→ **What you are asked to do**: Transcribe verbatim every line from the line containing "Enumerate this screenshot's" to the end of the entries, including both endpoints. Output nothing beyond those lines.

..........

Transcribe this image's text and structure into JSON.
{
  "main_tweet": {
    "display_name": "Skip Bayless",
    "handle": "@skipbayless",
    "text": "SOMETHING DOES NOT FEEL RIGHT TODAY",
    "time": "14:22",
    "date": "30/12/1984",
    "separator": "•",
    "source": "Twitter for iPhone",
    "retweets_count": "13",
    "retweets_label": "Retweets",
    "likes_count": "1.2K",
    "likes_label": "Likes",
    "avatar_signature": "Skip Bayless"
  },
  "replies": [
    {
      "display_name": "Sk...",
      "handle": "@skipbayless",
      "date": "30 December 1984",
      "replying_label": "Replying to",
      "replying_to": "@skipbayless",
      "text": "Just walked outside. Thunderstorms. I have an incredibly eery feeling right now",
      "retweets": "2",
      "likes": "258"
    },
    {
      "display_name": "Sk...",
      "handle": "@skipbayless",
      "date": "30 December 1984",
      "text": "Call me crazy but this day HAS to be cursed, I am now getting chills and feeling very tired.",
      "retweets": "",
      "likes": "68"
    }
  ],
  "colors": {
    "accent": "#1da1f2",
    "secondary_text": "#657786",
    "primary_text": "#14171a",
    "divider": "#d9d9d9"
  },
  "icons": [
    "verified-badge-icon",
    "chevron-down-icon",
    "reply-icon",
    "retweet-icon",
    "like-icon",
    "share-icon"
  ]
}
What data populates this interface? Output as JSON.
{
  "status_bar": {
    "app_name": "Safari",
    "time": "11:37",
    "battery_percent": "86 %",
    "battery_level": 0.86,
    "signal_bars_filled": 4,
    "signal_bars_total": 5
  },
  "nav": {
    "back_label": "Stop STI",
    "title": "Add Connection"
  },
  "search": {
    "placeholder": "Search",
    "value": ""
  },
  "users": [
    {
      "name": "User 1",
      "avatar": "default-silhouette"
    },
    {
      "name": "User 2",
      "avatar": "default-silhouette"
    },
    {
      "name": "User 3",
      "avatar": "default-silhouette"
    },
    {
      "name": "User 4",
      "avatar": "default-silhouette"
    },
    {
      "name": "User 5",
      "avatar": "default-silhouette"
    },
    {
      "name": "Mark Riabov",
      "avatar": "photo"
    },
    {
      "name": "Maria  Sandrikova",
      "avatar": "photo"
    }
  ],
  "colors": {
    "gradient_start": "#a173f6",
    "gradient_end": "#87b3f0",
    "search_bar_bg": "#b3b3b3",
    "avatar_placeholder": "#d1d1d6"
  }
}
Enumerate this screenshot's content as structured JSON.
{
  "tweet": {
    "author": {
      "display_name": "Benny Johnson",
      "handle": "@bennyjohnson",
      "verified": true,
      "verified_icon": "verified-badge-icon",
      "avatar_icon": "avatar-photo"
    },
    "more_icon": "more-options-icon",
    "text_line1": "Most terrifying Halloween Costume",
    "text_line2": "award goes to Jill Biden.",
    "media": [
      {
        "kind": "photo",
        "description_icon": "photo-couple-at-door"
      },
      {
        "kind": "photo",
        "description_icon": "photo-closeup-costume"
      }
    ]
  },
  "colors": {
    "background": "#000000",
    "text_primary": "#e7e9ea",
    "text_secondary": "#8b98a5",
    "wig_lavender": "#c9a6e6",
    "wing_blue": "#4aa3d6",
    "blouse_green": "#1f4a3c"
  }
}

..........

→ **The solution**:
Enumerate this screenshot's content as structured JSON.
{
  "tweet": {
    "author": {
      "display_name": "Benny Johnson",
      "handle": "@bennyjohnson",
      "verified": true,
      "verified_icon": "verified-badge-icon",
      "avatar_icon": "avatar-photo"
    },
    "more_icon": "more-options-icon",
    "text_line1": "Most terrifying Halloween Costume",
    "text_line2": "award goes to Jill Biden.",
    "media": [
      {
        "kind": "photo",
        "description_icon": "photo-couple-at-door"
      },
      {
        "kind": "photo",
        "description_icon": "photo-closeup-costume"
      }
    ]
  },
  "colors": {
    "background": "#000000",
    "text_primary": "#e7e9ea",
    "text_secondary": "#8b98a5",
    "wig_lavender": "#c9a6e6",
    "wing_blue": "#4aa3d6",
    "blouse_green": "#1f4a3c"
  }
}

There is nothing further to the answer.